SHORT TASK —
Drop every picture and give the entries back exactly.
------------
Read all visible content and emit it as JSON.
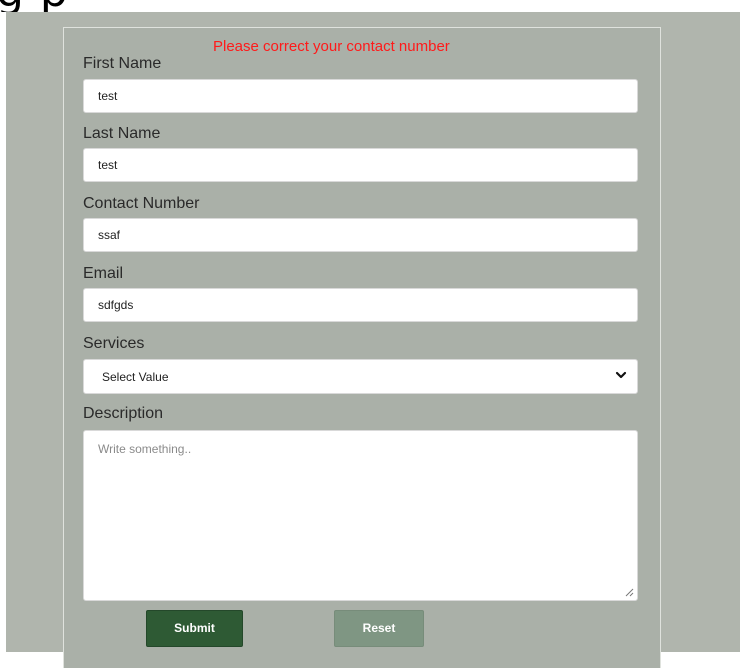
{
  "header_fragment": "g         p",
  "form": {
    "error_message": "Please correct your contact number",
    "first_name": {
      "label": "First Name",
      "value": "test"
    },
    "last_name": {
      "label": "Last Name",
      "value": "test"
    },
    "contact_number": {
      "label": "Contact Number",
      "value": "ssaf"
    },
    "email": {
      "label": "Email",
      "value": "sdfgds"
    },
    "services": {
      "label": "Services",
      "selected": "Select Value"
    },
    "description": {
      "label": "Description",
      "placeholder": "Write something.."
    },
    "submit_label": "Submit",
    "reset_label": "Reset"
  },
  "colors": {
    "page_background": "#b0b5ad",
    "error": "#ff1a1a",
    "submit": "#2e5a34",
    "reset": "#7f9683"
  },
  "icons": {
    "select": "chevron-down-icon",
    "textarea": "resize-handle-icon"
  }
}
------------
RESULT —
Read all visible content and emit it as JSON.
{
  "header_fragment": "g         p",
  "form": {
    "error_message": "Please correct your contact number",
    "first_name": {
      "label": "First Name",
      "value": "test"
    },
    "last_name": {
      "label": "Last Name",
      "value": "test"
    },
    "contact_number": {
      "label": "Contact Number",
      "value": "ssaf"
    },
    "email": {
      "label": "Email",
      "value": "sdfgds"
    },
    "services": {
      "label": "Services",
      "selected": "Select Value"
    },
    "description": {
      "label": "Description",
      "placeholder": "Write something.."
    },
    "submit_label": "Submit",
    "reset_label": "Reset"
  },
  "colors": {
    "page_background": "#b0b5ad",
    "error": "#ff1a1a",
    "submit": "#2e5a34",
    "reset": "#7f9683"
  },
  "icons": {
    "select": "chevron-down-icon",
    "textarea": "resize-handle-icon"
  }
}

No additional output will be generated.